→ WHAT THIS TASK INVOLVES: Return the records exactly as they are.
▽
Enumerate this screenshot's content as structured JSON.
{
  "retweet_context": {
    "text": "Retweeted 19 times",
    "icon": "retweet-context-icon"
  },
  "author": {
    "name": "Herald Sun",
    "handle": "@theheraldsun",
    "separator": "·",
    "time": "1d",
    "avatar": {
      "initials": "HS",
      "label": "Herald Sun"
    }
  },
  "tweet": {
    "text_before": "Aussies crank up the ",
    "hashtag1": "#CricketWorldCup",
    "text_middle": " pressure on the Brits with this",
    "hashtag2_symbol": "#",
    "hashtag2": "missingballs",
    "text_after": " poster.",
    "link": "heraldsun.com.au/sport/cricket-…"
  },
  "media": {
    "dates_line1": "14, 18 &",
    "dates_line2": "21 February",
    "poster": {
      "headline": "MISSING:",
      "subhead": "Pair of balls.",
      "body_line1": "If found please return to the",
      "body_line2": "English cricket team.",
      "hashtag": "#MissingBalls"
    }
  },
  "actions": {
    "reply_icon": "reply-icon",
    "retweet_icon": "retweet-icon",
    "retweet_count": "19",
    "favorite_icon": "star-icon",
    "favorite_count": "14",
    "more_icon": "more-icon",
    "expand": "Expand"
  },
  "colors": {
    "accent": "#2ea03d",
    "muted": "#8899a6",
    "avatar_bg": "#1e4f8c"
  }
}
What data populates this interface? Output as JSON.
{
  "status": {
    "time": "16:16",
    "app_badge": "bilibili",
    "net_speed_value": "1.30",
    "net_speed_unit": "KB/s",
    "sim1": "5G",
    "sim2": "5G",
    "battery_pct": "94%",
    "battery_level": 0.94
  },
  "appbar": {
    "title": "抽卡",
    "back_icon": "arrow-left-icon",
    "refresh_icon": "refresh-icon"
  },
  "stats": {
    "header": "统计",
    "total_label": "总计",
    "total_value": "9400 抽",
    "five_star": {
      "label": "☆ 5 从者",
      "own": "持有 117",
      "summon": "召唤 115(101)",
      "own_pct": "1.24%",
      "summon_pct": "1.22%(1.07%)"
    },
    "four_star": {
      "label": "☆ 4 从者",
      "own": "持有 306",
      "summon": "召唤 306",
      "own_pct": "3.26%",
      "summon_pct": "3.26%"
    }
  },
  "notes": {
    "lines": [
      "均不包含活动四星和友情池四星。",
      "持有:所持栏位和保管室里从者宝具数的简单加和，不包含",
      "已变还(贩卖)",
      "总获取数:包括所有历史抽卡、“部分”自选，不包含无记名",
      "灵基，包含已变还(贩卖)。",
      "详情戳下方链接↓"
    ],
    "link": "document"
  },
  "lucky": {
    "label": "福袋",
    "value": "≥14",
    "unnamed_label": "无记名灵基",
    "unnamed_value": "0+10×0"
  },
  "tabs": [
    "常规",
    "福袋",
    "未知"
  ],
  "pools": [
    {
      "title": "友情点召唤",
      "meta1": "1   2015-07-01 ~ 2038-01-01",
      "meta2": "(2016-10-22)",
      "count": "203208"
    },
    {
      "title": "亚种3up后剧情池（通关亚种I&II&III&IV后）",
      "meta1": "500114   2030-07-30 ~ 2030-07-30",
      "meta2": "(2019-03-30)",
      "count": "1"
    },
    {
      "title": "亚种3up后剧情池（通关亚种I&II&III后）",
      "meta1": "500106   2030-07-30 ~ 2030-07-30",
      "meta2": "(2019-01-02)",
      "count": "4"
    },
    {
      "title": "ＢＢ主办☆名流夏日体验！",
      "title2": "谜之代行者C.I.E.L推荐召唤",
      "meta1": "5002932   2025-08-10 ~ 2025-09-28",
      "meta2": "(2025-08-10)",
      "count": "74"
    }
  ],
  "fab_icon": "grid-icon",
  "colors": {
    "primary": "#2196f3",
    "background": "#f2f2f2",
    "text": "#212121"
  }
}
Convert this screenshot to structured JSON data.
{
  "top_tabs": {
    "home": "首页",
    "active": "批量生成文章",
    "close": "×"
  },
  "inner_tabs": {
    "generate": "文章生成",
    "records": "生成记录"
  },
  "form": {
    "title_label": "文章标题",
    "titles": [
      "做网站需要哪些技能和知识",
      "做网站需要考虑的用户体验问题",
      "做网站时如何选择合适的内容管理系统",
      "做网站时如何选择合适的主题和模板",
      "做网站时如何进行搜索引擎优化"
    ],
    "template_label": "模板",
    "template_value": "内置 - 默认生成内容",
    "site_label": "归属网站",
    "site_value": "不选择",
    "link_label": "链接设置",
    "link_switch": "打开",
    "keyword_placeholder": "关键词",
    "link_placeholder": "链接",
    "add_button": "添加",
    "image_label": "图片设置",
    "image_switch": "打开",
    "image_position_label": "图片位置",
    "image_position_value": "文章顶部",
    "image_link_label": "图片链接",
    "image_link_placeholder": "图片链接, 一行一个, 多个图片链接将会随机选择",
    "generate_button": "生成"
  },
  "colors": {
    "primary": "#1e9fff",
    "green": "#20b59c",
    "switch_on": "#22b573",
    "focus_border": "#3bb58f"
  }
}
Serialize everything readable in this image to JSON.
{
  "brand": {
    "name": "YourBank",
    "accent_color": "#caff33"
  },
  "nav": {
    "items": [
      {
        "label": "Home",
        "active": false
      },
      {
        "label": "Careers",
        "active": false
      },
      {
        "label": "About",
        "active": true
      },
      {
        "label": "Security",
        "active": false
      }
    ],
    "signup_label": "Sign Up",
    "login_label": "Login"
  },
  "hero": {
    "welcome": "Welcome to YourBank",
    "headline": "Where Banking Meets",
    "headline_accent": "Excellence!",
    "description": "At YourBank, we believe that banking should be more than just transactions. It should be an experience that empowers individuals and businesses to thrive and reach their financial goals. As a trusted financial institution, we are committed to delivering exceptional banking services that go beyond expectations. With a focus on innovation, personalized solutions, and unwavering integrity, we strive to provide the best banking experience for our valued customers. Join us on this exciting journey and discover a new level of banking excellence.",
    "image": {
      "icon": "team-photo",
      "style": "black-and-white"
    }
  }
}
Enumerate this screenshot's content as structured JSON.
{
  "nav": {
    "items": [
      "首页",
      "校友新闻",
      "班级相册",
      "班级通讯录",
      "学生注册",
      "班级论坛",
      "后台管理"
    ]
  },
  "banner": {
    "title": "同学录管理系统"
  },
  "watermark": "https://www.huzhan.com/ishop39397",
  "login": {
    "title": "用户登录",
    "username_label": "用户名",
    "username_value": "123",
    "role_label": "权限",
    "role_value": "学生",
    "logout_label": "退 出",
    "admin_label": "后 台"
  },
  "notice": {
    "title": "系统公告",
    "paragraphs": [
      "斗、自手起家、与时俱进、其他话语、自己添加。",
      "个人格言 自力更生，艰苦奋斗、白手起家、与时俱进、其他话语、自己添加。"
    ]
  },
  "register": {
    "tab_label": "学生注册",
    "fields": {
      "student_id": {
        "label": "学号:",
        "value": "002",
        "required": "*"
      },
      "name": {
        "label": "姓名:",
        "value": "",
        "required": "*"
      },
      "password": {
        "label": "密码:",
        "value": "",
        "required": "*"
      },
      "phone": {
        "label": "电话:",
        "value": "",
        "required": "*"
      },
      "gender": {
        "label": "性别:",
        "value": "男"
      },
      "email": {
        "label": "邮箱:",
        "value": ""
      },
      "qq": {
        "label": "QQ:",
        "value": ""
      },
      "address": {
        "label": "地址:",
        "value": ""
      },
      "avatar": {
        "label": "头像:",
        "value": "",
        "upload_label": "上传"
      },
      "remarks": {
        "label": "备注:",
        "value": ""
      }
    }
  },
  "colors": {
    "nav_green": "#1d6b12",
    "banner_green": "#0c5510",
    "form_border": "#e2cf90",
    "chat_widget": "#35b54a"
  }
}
△
→ EXERCISE RESPONSE:
Enumerate this screenshot's content as structured JSON.
{
  "retweet_context": {
    "text": "Retweeted 19 times",
    "icon": "retweet-context-icon"
  },
  "author": {
    "name": "Herald Sun",
    "handle": "@theheraldsun",
    "separator": "·",
    "time": "1d",
    "avatar": {
      "initials": "HS",
      "label": "Herald Sun"
    }
  },
  "tweet": {
    "text_before": "Aussies crank up the ",
    "hashtag1": "#CricketWorldCup",
    "text_middle": " pressure on the Brits with this",
    "hashtag2_symbol": "#",
    "hashtag2": "missingballs",
    "text_after": " poster.",
    "link": "heraldsun.com.au/sport/cricket-…"
  },
  "media": {
    "dates_line1": "14, 18 &",
    "dates_line2": "21 February",
    "poster": {
      "headline": "MISSING:",
      "subhead": "Pair of balls.",
      "body_line1": "If found please return to the",
      "body_line2": "English cricket team.",
      "hashtag": "#MissingBalls"
    }
  },
  "actions": {
    "reply_icon": "reply-icon",
    "retweet_icon": "retweet-icon",
    "retweet_count": "19",
    "favorite_icon": "star-icon",
    "favorite_count": "14",
    "more_icon": "more-icon",
    "expand": "Expand"
  },
  "colors": {
    "accent": "#2ea03d",
    "muted": "#8899a6",
    "avatar_bg": "#1e4f8c"
  }
}
What data populates this interface? Output as JSON.
{
  "status": {
    "time": "16:16",
    "app_badge": "bilibili",
    "net_speed_value": "1.30",
    "net_speed_unit": "KB/s",
    "sim1": "5G",
    "sim2": "5G",
    "battery_pct": "94%",
    "battery_level": 0.94
  },
  "appbar": {
    "title": "抽卡",
    "back_icon": "arrow-left-icon",
    "refresh_icon": "refresh-icon"
  },
  "stats": {
    "header": "统计",
    "total_label": "总计",
    "total_value": "9400 抽",
    "five_star": {
      "label": "☆ 5 从者",
      "own": "持有 117",
      "summon": "召唤 115(101)",
      "own_pct": "1.24%",
      "summon_pct": "1.22%(1.07%)"
    },
    "four_star": {
      "label": "☆ 4 从者",
      "own": "持有 306",
      "summon": "召唤 306",
      "own_pct": "3.26%",
      "summon_pct": "3.26%"
    }
  },
  "notes": {
    "lines": [
      "均不包含活动四星和友情池四星。",
      "持有:所持栏位和保管室里从者宝具数的简单加和，不包含",
      "已变还(贩卖)",
      "总获取数:包括所有历史抽卡、“部分”自选，不包含无记名",
      "灵基，包含已变还(贩卖)。",
      "详情戳下方链接↓"
    ],
    "link": "document"
  },
  "lucky": {
    "label": "福袋",
    "value": "≥14",
    "unnamed_label": "无记名灵基",
    "unnamed_value": "0+10×0"
  },
  "tabs": [
    "常规",
    "福袋",
    "未知"
  ],
  "pools": [
    {
      "title": "友情点召唤",
      "meta1": "1   2015-07-01 ~ 2038-01-01",
      "meta2": "(2016-10-22)",
      "count": "203208"
    },
    {
      "title": "亚种3up后剧情池（通关亚种I&II&III&IV后）",
      "meta1": "500114   2030-07-30 ~ 2030-07-30",
      "meta2": "(2019-03-30)",
      "count": "1"
    },
    {
      "title": "亚种3up后剧情池（通关亚种I&II&III后）",
      "meta1": "500106   2030-07-30 ~ 2030-07-30",
      "meta2": "(2019-01-02)",
      "count": "4"
    },
    {
      "title": "ＢＢ主办☆名流夏日体验！",
      "title2": "谜之代行者C.I.E.L推荐召唤",
      "meta1": "5002932   2025-08-10 ~ 2025-09-28",
      "meta2": "(2025-08-10)",
      "count": "74"
    }
  ],
  "fab_icon": "grid-icon",
  "colors": {
    "primary": "#2196f3",
    "background": "#f2f2f2",
    "text": "#212121"
  }
}
Convert this screenshot to structured JSON data.
{
  "top_tabs": {
    "home": "首页",
    "active": "批量生成文章",
    "close": "×"
  },
  "inner_tabs": {
    "generate": "文章生成",
    "records": "生成记录"
  },
  "form": {
    "title_label": "文章标题",
    "titles": [
      "做网站需要哪些技能和知识",
      "做网站需要考虑的用户体验问题",
      "做网站时如何选择合适的内容管理系统",
      "做网站时如何选择合适的主题和模板",
      "做网站时如何进行搜索引擎优化"
    ],
    "template_label": "模板",
    "template_value": "内置 - 默认生成内容",
    "site_label": "归属网站",
    "site_value": "不选择",
    "link_label": "链接设置",
    "link_switch": "打开",
    "keyword_placeholder": "关键词",
    "link_placeholder": "链接",
    "add_button": "添加",
    "image_label": "图片设置",
    "image_switch": "打开",
    "image_position_label": "图片位置",
    "image_position_value": "文章顶部",
    "image_link_label": "图片链接",
    "image_link_placeholder": "图片链接, 一行一个, 多个图片链接将会随机选择",
    "generate_button": "生成"
  },
  "colors": {
    "primary": "#1e9fff",
    "green": "#20b59c",
    "switch_on": "#22b573",
    "focus_border": "#3bb58f"
  }
}
Serialize everything readable in this image to JSON.
{
  "brand": {
    "name": "YourBank",
    "accent_color": "#caff33"
  },
  "nav": {
    "items": [
      {
        "label": "Home",
        "active": false
      },
      {
        "label": "Careers",
        "active": false
      },
      {
        "label": "About",
        "active": true
      },
      {
        "label": "Security",
        "active": false
      }
    ],
    "signup_label": "Sign Up",
    "login_label": "Login"
  },
  "hero": {
    "welcome": "Welcome to YourBank",
    "headline": "Where Banking Meets",
    "headline_accent": "Excellence!",
    "description": "At YourBank, we believe that banking should be more than just transactions. It should be an experience that empowers individuals and businesses to thrive and reach their financial goals. As a trusted financial institution, we are committed to delivering exceptional banking services that go beyond expectations. With a focus on innovation, personalized solutions, and unwavering integrity, we strive to provide the best banking experience for our valued customers. Join us on this exciting journey and discover a new level of banking excellence.",
    "image": {
      "icon": "team-photo",
      "style": "black-and-white"
    }
  }
}
Enumerate this screenshot's content as structured JSON.
{
  "nav": {
    "items": [
      "首页",
      "校友新闻",
      "班级相册",
      "班级通讯录",
      "学生注册",
      "班级论坛",
      "后台管理"
    ]
  },
  "banner": {
    "title": "同学录管理系统"
  },
  "watermark": "https://www.huzhan.com/ishop39397",
  "login": {
    "title": "用户登录",
    "username_label": "用户名",
    "username_value": "123",
    "role_label": "权限",
    "role_value": "学生",
    "logout_label": "退 出",
    "admin_label": "后 台"
  },
  "notice": {
    "title": "系统公告",
    "paragraphs": [
      "斗、自手起家、与时俱进、其他话语、自己添加。",
      "个人格言 自力更生，艰苦奋斗、白手起家、与时俱进、其他话语、自己添加。"
    ]
  },
  "register": {
    "tab_label": "学生注册",
    "fields": {
      "student_id": {
        "label": "学号:",
        "value": "002",
        "required": "*"
      },
      "name": {
        "label": "姓名:",
        "value": "",
        "required": "*"
      },
      "password": {
        "label": "密码:",
        "value": "",
        "required": "*"
      },
      "phone": {
        "label": "电话:",
        "value": "",
        "required": "*"
      },
      "gender": {
        "label": "性别:",
        "value": "男"
      },
      "email": {
        "label": "邮箱:",
        "value": ""
      },
      "qq": {
        "label": "QQ:",
        "value": ""
      },
      "address": {
        "label": "地址:",
        "value": ""
      },
      "avatar": {
        "label": "头像:",
        "value": "",
        "upload_label": "上传"
      },
      "remarks": {
        "label": "备注:",
        "value": ""
      }
    }
  },
  "colors": {
    "nav_green": "#1d6b12",
    "banner_green": "#0c5510",
    "form_border": "#e2cf90",
    "chat_widget": "#35b54a"
  }
}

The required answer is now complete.